● **PROBLEM TO SOLVE**
Gather up every line that includes the string "Purchased".

Dataset excerpts:
▼

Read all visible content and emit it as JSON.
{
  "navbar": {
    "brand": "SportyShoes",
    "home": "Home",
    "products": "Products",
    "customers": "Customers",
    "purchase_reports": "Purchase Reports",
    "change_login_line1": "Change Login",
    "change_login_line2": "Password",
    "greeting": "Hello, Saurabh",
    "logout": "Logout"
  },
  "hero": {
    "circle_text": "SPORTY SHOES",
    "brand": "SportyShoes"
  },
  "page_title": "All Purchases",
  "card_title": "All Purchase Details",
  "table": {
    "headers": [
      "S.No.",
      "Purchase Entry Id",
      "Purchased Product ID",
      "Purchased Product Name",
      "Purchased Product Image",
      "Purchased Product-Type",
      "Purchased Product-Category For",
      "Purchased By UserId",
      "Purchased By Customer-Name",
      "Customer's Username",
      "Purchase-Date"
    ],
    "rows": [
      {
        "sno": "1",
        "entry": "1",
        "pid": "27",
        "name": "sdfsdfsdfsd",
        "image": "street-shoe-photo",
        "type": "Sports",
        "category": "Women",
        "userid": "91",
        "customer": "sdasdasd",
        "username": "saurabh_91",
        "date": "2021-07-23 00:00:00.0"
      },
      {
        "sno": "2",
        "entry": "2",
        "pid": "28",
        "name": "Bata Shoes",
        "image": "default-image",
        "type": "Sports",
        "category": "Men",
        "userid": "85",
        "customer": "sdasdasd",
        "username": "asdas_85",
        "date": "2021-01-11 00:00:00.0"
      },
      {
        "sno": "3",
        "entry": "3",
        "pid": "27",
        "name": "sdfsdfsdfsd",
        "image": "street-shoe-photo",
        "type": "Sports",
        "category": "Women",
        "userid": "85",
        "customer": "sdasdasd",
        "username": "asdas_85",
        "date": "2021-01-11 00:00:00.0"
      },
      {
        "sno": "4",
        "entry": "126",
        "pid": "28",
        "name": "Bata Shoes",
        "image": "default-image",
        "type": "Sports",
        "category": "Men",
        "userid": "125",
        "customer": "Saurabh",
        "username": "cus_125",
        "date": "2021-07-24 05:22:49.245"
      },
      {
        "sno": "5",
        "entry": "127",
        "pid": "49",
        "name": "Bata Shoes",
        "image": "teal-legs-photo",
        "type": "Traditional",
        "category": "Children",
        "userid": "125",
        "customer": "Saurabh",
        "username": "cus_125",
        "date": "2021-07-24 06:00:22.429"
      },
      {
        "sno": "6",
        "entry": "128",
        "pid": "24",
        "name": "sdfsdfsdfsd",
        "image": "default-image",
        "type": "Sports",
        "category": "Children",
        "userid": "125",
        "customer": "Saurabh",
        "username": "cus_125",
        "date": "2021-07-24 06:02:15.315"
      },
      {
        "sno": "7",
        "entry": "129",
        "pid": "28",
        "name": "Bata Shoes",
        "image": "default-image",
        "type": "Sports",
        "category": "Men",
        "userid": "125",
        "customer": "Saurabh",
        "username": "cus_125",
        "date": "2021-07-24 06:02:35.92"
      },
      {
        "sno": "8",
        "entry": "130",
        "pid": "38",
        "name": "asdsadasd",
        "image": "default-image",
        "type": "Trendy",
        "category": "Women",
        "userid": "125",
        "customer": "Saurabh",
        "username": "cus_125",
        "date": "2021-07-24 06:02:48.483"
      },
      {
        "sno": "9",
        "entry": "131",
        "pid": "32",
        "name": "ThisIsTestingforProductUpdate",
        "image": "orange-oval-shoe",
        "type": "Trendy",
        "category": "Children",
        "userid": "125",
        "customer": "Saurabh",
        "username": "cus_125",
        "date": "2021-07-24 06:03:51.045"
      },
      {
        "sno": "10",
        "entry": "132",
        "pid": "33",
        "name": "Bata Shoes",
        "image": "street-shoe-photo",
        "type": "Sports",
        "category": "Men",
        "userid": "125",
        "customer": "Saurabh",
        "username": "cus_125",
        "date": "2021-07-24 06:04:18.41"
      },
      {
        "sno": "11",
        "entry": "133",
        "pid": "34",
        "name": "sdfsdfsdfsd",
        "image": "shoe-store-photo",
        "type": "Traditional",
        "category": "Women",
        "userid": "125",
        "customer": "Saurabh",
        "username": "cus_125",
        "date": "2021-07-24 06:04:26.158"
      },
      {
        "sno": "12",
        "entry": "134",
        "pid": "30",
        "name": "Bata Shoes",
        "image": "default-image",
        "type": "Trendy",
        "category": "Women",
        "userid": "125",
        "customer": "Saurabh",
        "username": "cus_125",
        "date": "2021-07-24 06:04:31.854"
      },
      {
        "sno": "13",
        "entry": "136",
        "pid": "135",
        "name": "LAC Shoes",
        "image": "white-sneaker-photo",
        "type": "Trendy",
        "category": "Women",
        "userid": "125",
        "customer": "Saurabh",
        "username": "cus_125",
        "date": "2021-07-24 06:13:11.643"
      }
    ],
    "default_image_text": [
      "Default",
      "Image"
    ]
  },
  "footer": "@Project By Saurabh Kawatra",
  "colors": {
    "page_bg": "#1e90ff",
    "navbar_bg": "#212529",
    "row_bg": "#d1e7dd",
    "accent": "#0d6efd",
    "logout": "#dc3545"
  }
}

▲

● **PROBLEM SOLUTION**
      "Purchased Product ID",
      "Purchased Product Name",
      "Purchased Product Image",
      "Purchased Product-Type",
      "Purchased Product-Category For",
      "Purchased By UserId",
      "Purchased By Customer-Name",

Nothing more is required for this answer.